## start Entries supplied

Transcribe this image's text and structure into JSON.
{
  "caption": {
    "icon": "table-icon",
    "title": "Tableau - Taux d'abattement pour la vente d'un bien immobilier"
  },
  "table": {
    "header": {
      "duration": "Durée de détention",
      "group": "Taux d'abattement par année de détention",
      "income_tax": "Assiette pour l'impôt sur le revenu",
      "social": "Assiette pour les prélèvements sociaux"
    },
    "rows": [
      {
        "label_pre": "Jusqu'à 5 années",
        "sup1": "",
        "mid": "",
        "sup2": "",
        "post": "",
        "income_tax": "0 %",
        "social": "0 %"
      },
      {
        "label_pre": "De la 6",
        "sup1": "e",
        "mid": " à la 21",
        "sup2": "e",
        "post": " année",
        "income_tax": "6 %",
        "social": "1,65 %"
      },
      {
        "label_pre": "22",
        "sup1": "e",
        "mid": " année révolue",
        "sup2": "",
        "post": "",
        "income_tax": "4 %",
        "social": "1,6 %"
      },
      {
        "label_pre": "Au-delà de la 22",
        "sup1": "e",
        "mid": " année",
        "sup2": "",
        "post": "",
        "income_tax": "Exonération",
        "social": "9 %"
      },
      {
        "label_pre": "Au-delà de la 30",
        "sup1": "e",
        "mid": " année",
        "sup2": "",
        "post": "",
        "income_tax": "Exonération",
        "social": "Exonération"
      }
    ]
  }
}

## end Entries supplied

__What the task requires__
Repeat the data verbatim.

__Exercise output__
Transcribe this image's text and structure into JSON.
{
  "caption": {
    "icon": "table-icon",
    "title": "Tableau - Taux d'abattement pour la vente d'un bien immobilier"
  },
  "table": {
    "header": {
      "duration": "Durée de détention",
      "group": "Taux d'abattement par année de détention",
      "income_tax": "Assiette pour l'impôt sur le revenu",
      "social": "Assiette pour les prélèvements sociaux"
    },
    "rows": [
      {
        "label_pre": "Jusqu'à 5 années",
        "sup1": "",
        "mid": "",
        "sup2": "",
        "post": "",
        "income_tax": "0 %",
        "social": "0 %"
      },
      {
        "label_pre": "De la 6",
        "sup1": "e",
        "mid": " à la 21",
        "sup2": "e",
        "post": " année",
        "income_tax": "6 %",
        "social": "1,65 %"
      },
      {
        "label_pre": "22",
        "sup1": "e",
        "mid": " année révolue",
        "sup2": "",
        "post": "",
        "income_tax": "4 %",
        "social": "1,6 %"
      },
      {
        "label_pre": "Au-delà de la 22",
        "sup1": "e",
        "mid": " année",
        "sup2": "",
        "post": "",
        "income_tax": "Exonération",
        "social": "9 %"
      },
      {
        "label_pre": "Au-delà de la 30",
        "sup1": "e",
        "mid": " année",
        "sup2": "",
        "post": "",
        "income_tax": "Exonération",
        "social": "Exonération"
      }
    ]
  }
}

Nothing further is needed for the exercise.